=== DATA TO USE ===
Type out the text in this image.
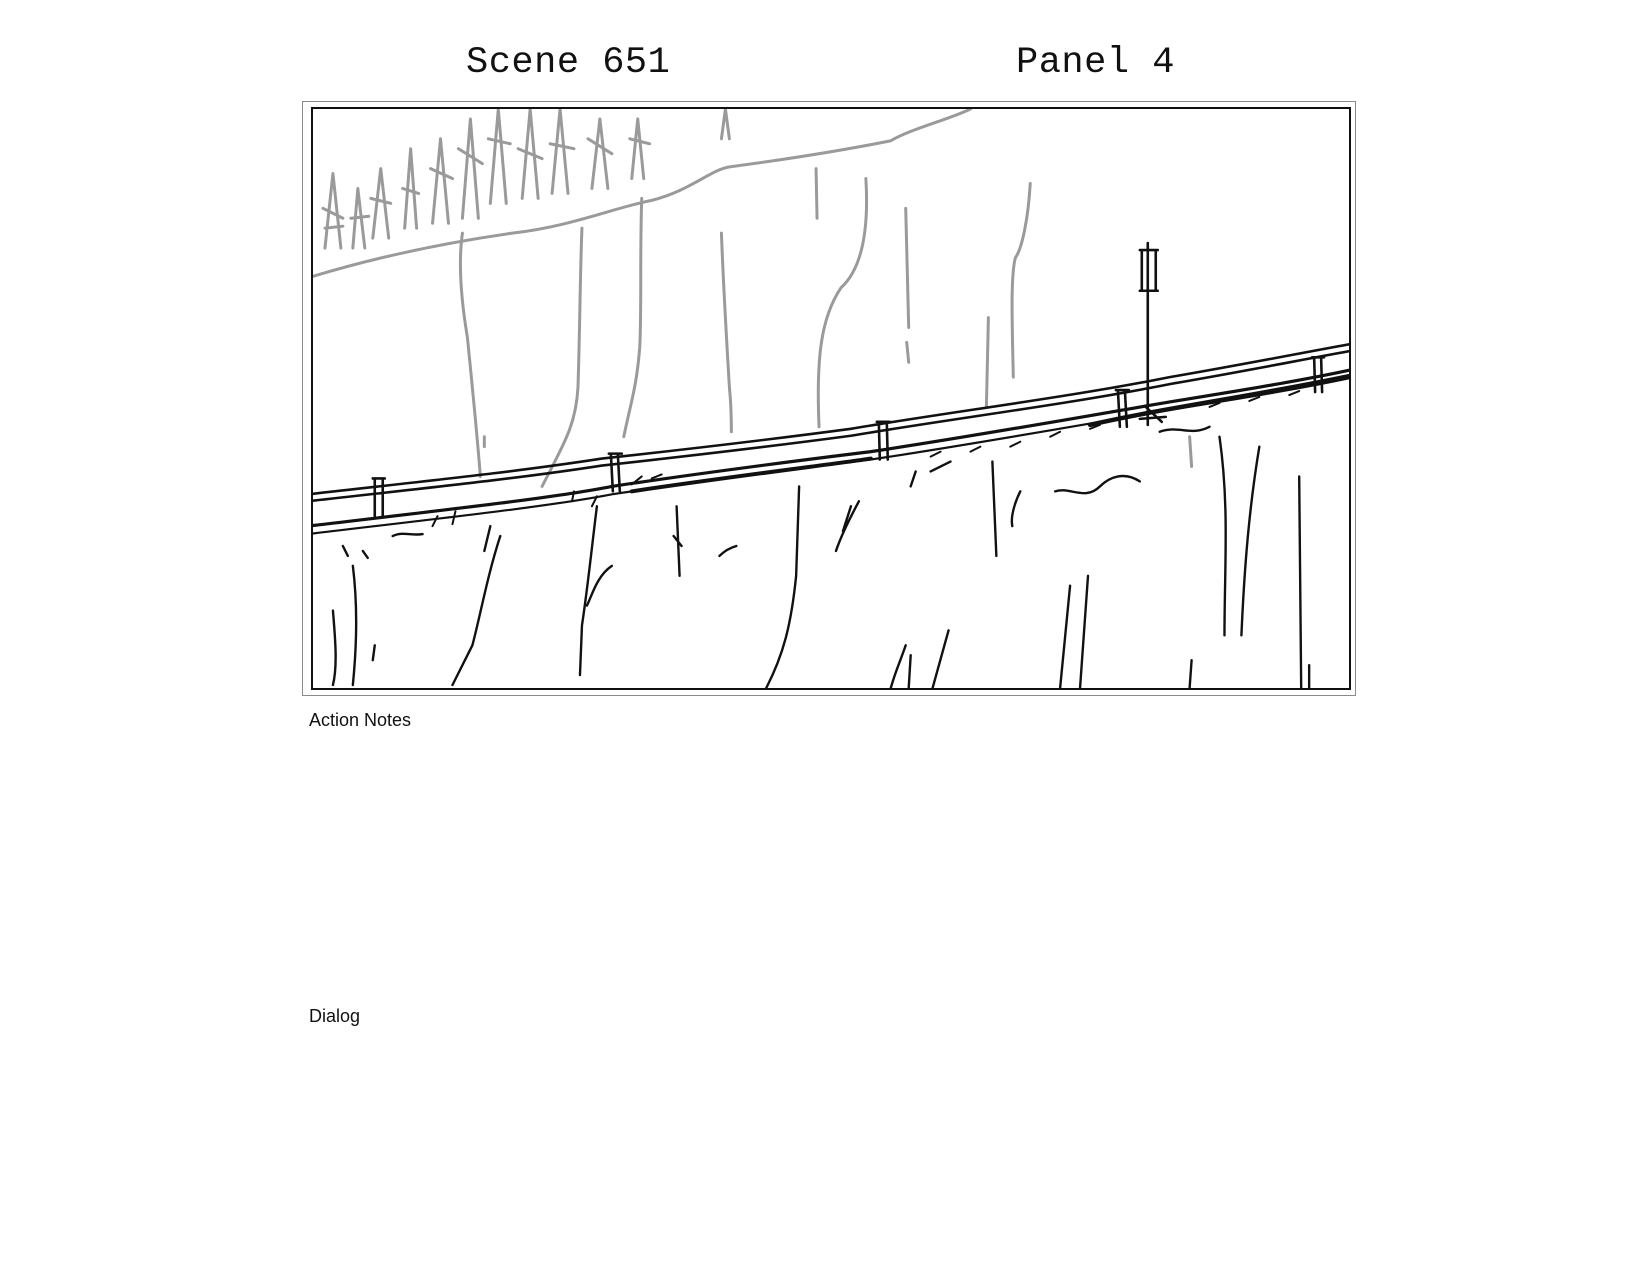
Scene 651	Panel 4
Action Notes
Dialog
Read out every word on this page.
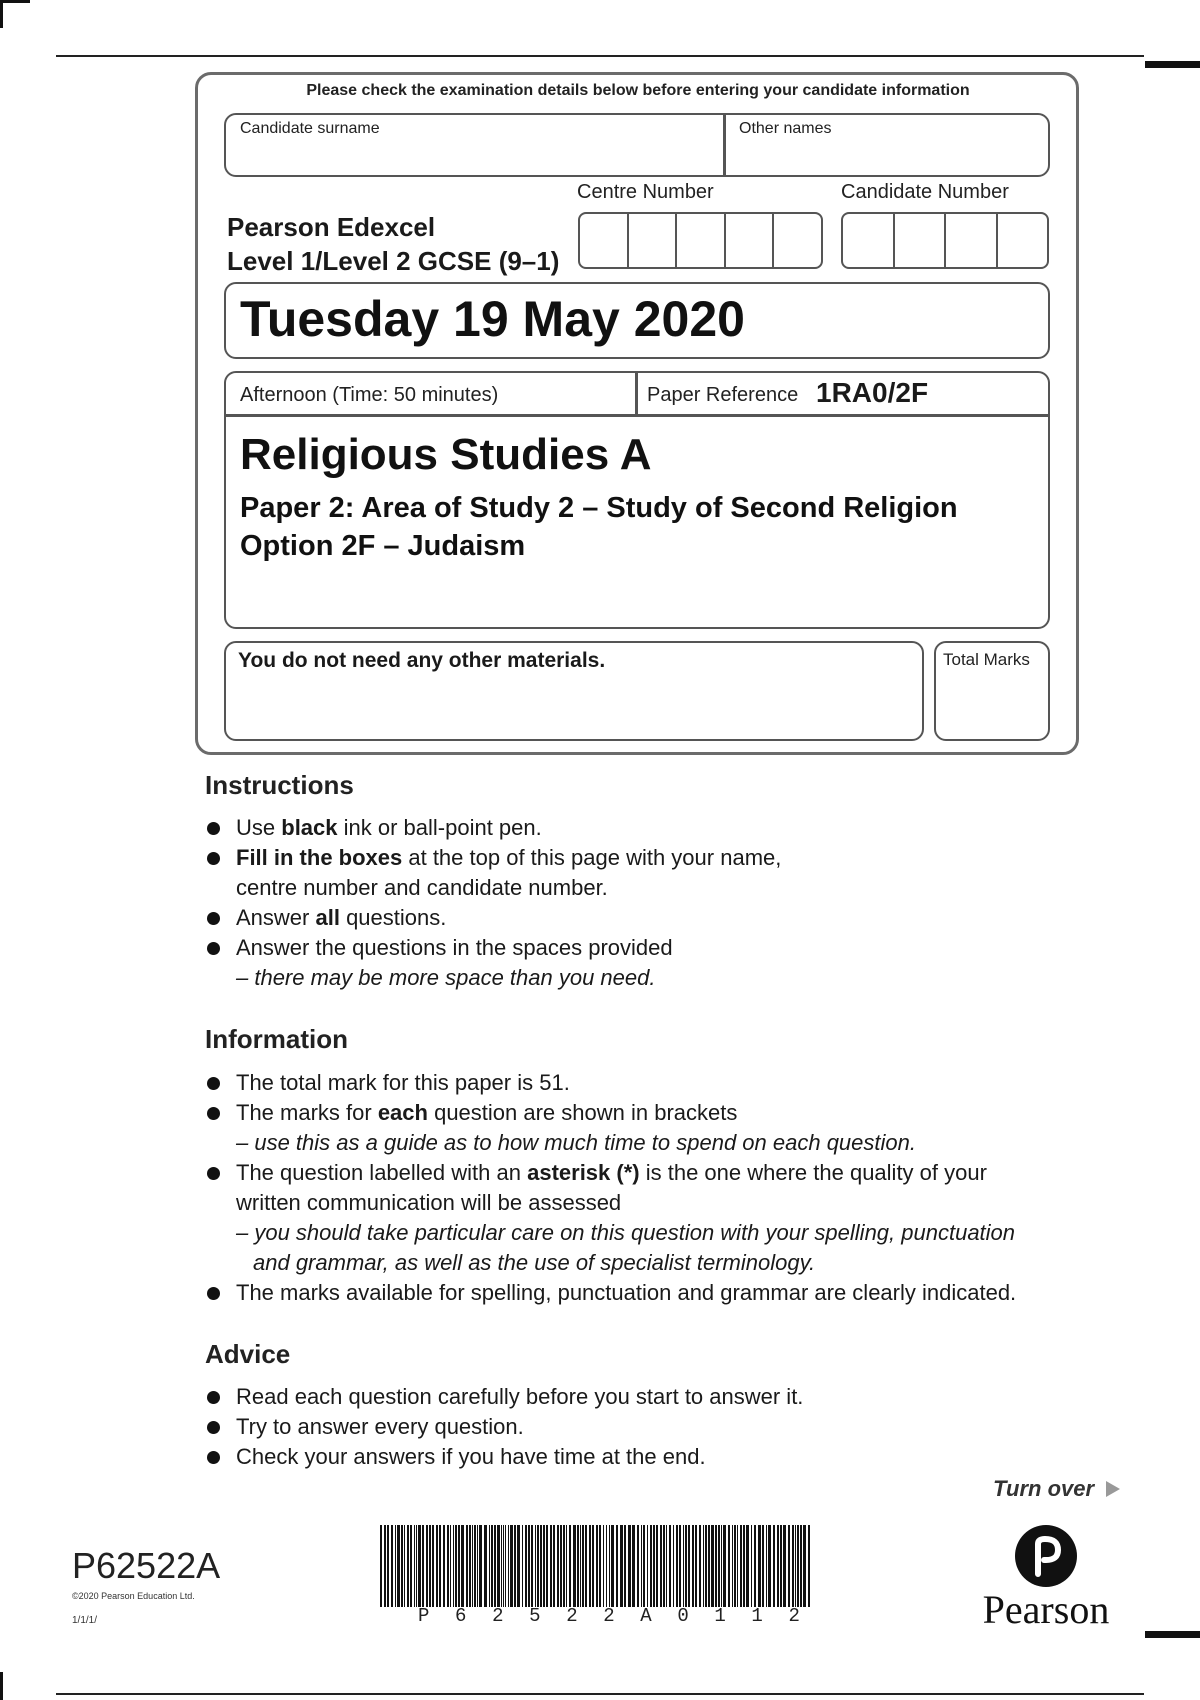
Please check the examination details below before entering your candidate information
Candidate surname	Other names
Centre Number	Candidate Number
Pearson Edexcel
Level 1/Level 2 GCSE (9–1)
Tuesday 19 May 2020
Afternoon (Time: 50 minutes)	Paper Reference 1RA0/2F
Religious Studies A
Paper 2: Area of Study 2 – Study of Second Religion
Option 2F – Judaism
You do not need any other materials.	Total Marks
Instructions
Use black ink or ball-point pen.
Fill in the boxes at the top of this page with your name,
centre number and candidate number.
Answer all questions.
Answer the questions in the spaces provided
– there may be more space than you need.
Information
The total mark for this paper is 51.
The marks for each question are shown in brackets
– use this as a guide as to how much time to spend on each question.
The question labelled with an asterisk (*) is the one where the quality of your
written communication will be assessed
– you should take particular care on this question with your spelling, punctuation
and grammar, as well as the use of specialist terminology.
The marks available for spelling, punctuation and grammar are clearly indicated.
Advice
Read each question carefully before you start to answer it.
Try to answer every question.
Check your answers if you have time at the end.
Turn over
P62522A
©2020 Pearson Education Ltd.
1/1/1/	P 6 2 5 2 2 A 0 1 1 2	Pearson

=== GOAL OF THE EXERCISE ===
Which lines hold the word "Read"? Return all of them from the records above.

=== THE REPLY ===
Read out every word on this page.
Read each question carefully before you start to answer it.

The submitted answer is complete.